--- start Data rows ---

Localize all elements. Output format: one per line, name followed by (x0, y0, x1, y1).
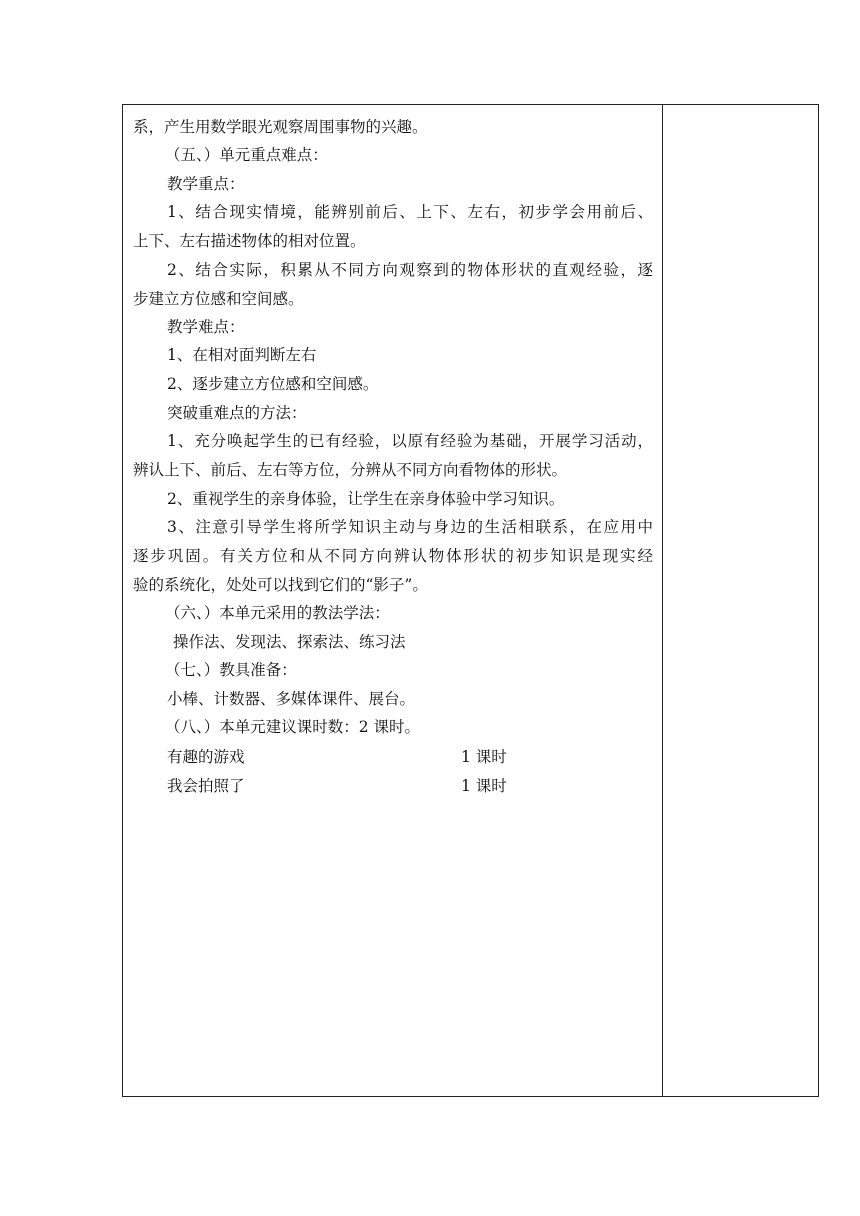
section-heading-6: （六、）本单元采用的教法学法： (165, 604, 390, 622)
text-line: 1、充分唤起学生的已有经验，以原有经验为基础，开展学习活动， (167, 432, 653, 450)
section-heading-7: （七、）教具准备： (165, 661, 297, 679)
notes-cell (663, 105, 818, 1096)
section-heading-5: （五、）单元重点难点： (165, 146, 328, 164)
subheading-difficulties: 教学难点： (167, 318, 245, 336)
text-line: 1、在相对面判断左右 (167, 346, 317, 364)
subheading-key-points: 教学重点： (167, 175, 245, 193)
text-line: 小棒、计数器、多媒体课件、展台。 (167, 690, 416, 708)
text-line: 上下、左右描述物体的相对位置。 (133, 232, 366, 250)
text-line: 系，产生用数学眼光观察周围事物的兴趣。 (133, 118, 428, 136)
content-cell (123, 105, 662, 1096)
schedule-row (167, 776, 647, 796)
lesson-plan-table (122, 104, 819, 1097)
text-line: 步建立方位感和空间感。 (133, 290, 304, 308)
text-line: 3、注意引导学生将所学知识主动与身边的生活相联系，在应用中 (167, 518, 653, 536)
text-line: 逐步巩固。有关方位和从不同方向辨认物体形状的初步知识是现实经 (133, 547, 653, 565)
text-line: 操作法、发现法、探索法、练习法 (173, 633, 406, 651)
text-line: 2、重视学生的亲身体验，让学生在亲身体验中学习知识。 (167, 490, 565, 508)
subheading-methods: 突破重难点的方法： (167, 404, 307, 422)
schedule-lesson: 我会拍照了 (167, 777, 245, 795)
text-line: 1、结合现实情境，能辨别前后、上下、左右，初步学会用前后、 (167, 203, 653, 221)
text-line: 2、结合实际，积累从不同方向观察到的物体形状的直观经验，逐 (167, 261, 653, 279)
schedule-hours: 1 课时 (461, 777, 507, 795)
schedule-hours: 1 课时 (461, 748, 507, 766)
text-line: 辨认上下、前后、左右等方位，分辨从不同方向看物体的形状。 (133, 461, 568, 479)
schedule-lesson: 有趣的游戏 (167, 748, 245, 766)
schedule-row (167, 747, 647, 767)
text-line: 2、逐步建立方位感和空间感。 (167, 375, 379, 393)
section-heading-8: （八、）本单元建议课时数：2 课时。 (165, 718, 421, 736)
text-line: 验的系统化，处处可以找到它们的“影子”。 (133, 576, 428, 594)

--- end Data rows ---

▸ **Exercise directions**: Reproduce every line of the records above verbatim, omitting the picture placeholders.

▸ **Exercise response**:
Localize all elements. Output format: one per line, name followed by (x0, y0, x1, y1).
section-heading-6: （六、）本单元采用的教法学法： (165, 604, 390, 622)
text-line: 1、充分唤起学生的已有经验，以原有经验为基础，开展学习活动， (167, 432, 653, 450)
section-heading-7: （七、）教具准备： (165, 661, 297, 679)
notes-cell (663, 105, 818, 1096)
section-heading-5: （五、）单元重点难点： (165, 146, 328, 164)
subheading-difficulties: 教学难点： (167, 318, 245, 336)
text-line: 1、在相对面判断左右 (167, 346, 317, 364)
subheading-key-points: 教学重点： (167, 175, 245, 193)
text-line: 小棒、计数器、多媒体课件、展台。 (167, 690, 416, 708)
text-line: 上下、左右描述物体的相对位置。 (133, 232, 366, 250)
text-line: 系，产生用数学眼光观察周围事物的兴趣。 (133, 118, 428, 136)
content-cell (123, 105, 662, 1096)
schedule-row (167, 776, 647, 796)
lesson-plan-table (122, 104, 819, 1097)
text-line: 步建立方位感和空间感。 (133, 290, 304, 308)
text-line: 3、注意引导学生将所学知识主动与身边的生活相联系，在应用中 (167, 518, 653, 536)
text-line: 逐步巩固。有关方位和从不同方向辨认物体形状的初步知识是现实经 (133, 547, 653, 565)
text-line: 操作法、发现法、探索法、练习法 (173, 633, 406, 651)
text-line: 2、重视学生的亲身体验，让学生在亲身体验中学习知识。 (167, 490, 565, 508)
subheading-methods: 突破重难点的方法： (167, 404, 307, 422)
schedule-lesson: 我会拍照了 (167, 777, 245, 795)
text-line: 1、结合现实情境，能辨别前后、上下、左右，初步学会用前后、 (167, 203, 653, 221)
text-line: 2、结合实际，积累从不同方向观察到的物体形状的直观经验，逐 (167, 261, 653, 279)
schedule-hours: 1 课时 (461, 777, 507, 795)
schedule-hours: 1 课时 (461, 748, 507, 766)
text-line: 辨认上下、前后、左右等方位，分辨从不同方向看物体的形状。 (133, 461, 568, 479)
schedule-lesson: 有趣的游戏 (167, 748, 245, 766)
schedule-row (167, 747, 647, 767)
text-line: 2、逐步建立方位感和空间感。 (167, 375, 379, 393)
section-heading-8: （八、）本单元建议课时数：2 课时。 (165, 718, 421, 736)
text-line: 验的系统化，处处可以找到它们的“影子”。 (133, 576, 428, 594)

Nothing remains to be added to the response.